**PROBLEM TO WORK ON:** In your copy, leave out the pictures; write out all the data exactly.

**AVAILABLE DATA:**
"""

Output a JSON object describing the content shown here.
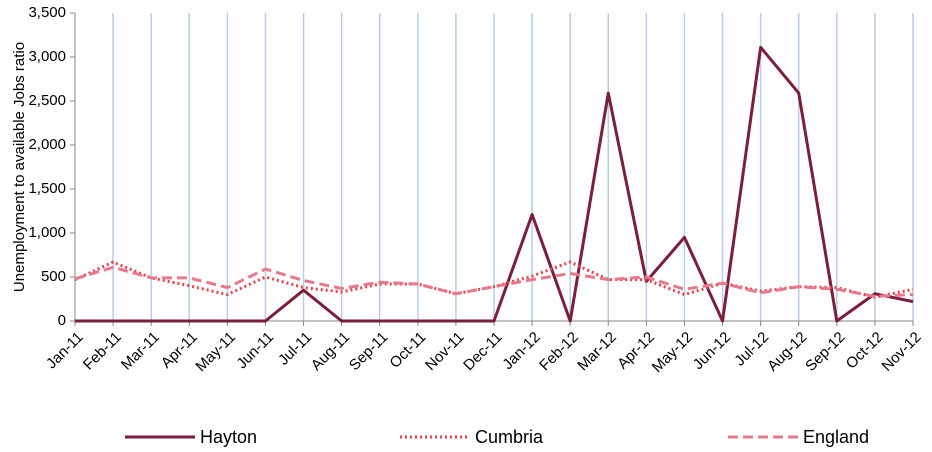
{
  "chart_data": {
    "type": "line",
    "y_label": "Unemployment to available Jobs ratio",
    "categories": [
      "Jan-11",
      "Feb-11",
      "Mar-11",
      "Apr-11",
      "May-11",
      "Jun-11",
      "Jul-11",
      "Aug-11",
      "Sep-11",
      "Oct-11",
      "Nov-11",
      "Dec-11",
      "Jan-12",
      "Feb-12",
      "Mar-12",
      "Apr-12",
      "May-12",
      "Jun-12",
      "Jul-12",
      "Aug-12",
      "Sep-12",
      "Oct-12",
      "Nov-12"
    ],
    "series": [
      {
        "name": "Hayton",
        "color": "#7a1e3c",
        "style": "solid",
        "values": [
          0,
          0,
          0,
          0,
          0,
          0,
          350,
          0,
          0,
          0,
          0,
          0,
          1210,
          0,
          2590,
          450,
          950,
          0,
          3110,
          2590,
          0,
          310,
          220
        ]
      },
      {
        "name": "Cumbria",
        "color": "#e8404e",
        "style": "dotted",
        "values": [
          470,
          670,
          490,
          400,
          300,
          500,
          380,
          330,
          420,
          420,
          310,
          390,
          510,
          670,
          470,
          470,
          300,
          430,
          340,
          390,
          380,
          270,
          360
        ]
      },
      {
        "name": "England",
        "color": "#e8788a",
        "style": "dashed",
        "values": [
          480,
          610,
          490,
          490,
          380,
          590,
          460,
          370,
          440,
          420,
          310,
          390,
          470,
          540,
          470,
          500,
          360,
          430,
          320,
          390,
          360,
          280,
          300
        ]
      }
    ],
    "ylim": [
      0,
      3500
    ],
    "yticks": [
      0,
      500,
      {
        "value": 1000,
        "label": "1,000"
      },
      {
        "value": 1500,
        "label": "1,500"
      },
      {
        "value": 2000,
        "label": "2,000"
      },
      {
        "value": 2500,
        "label": "2,500"
      },
      {
        "value": 3000,
        "label": "3,000"
      },
      {
        "value": 3500,
        "label": "3,500"
      }
    ],
    "grid": true
  }
}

"""

**RESULT OF THE EXERCISE:**
Output a JSON object describing the content shown here.
{
  "chart_data": {
    "type": "line",
    "y_label": "Unemployment to available Jobs ratio",
    "categories": [
      "Jan-11",
      "Feb-11",
      "Mar-11",
      "Apr-11",
      "May-11",
      "Jun-11",
      "Jul-11",
      "Aug-11",
      "Sep-11",
      "Oct-11",
      "Nov-11",
      "Dec-11",
      "Jan-12",
      "Feb-12",
      "Mar-12",
      "Apr-12",
      "May-12",
      "Jun-12",
      "Jul-12",
      "Aug-12",
      "Sep-12",
      "Oct-12",
      "Nov-12"
    ],
    "series": [
      {
        "name": "Hayton",
        "color": "#7a1e3c",
        "style": "solid",
        "values": [
          0,
          0,
          0,
          0,
          0,
          0,
          350,
          0,
          0,
          0,
          0,
          0,
          1210,
          0,
          2590,
          450,
          950,
          0,
          3110,
          2590,
          0,
          310,
          220
        ]
      },
      {
        "name": "Cumbria",
        "color": "#e8404e",
        "style": "dotted",
        "values": [
          470,
          670,
          490,
          400,
          300,
          500,
          380,
          330,
          420,
          420,
          310,
          390,
          510,
          670,
          470,
          470,
          300,
          430,
          340,
          390,
          380,
          270,
          360
        ]
      },
      {
        "name": "England",
        "color": "#e8788a",
        "style": "dashed",
        "values": [
          480,
          610,
          490,
          490,
          380,
          590,
          460,
          370,
          440,
          420,
          310,
          390,
          470,
          540,
          470,
          500,
          360,
          430,
          320,
          390,
          360,
          280,
          300
        ]
      }
    ],
    "ylim": [
      0,
      3500
    ],
    "yticks": [
      0,
      500,
      {
        "value": 1000,
        "label": "1,000"
      },
      {
        "value": 1500,
        "label": "1,500"
      },
      {
        "value": 2000,
        "label": "2,000"
      },
      {
        "value": 2500,
        "label": "2,500"
      },
      {
        "value": 3000,
        "label": "3,000"
      },
      {
        "value": 3500,
        "label": "3,500"
      }
    ],
    "grid": true
  }
}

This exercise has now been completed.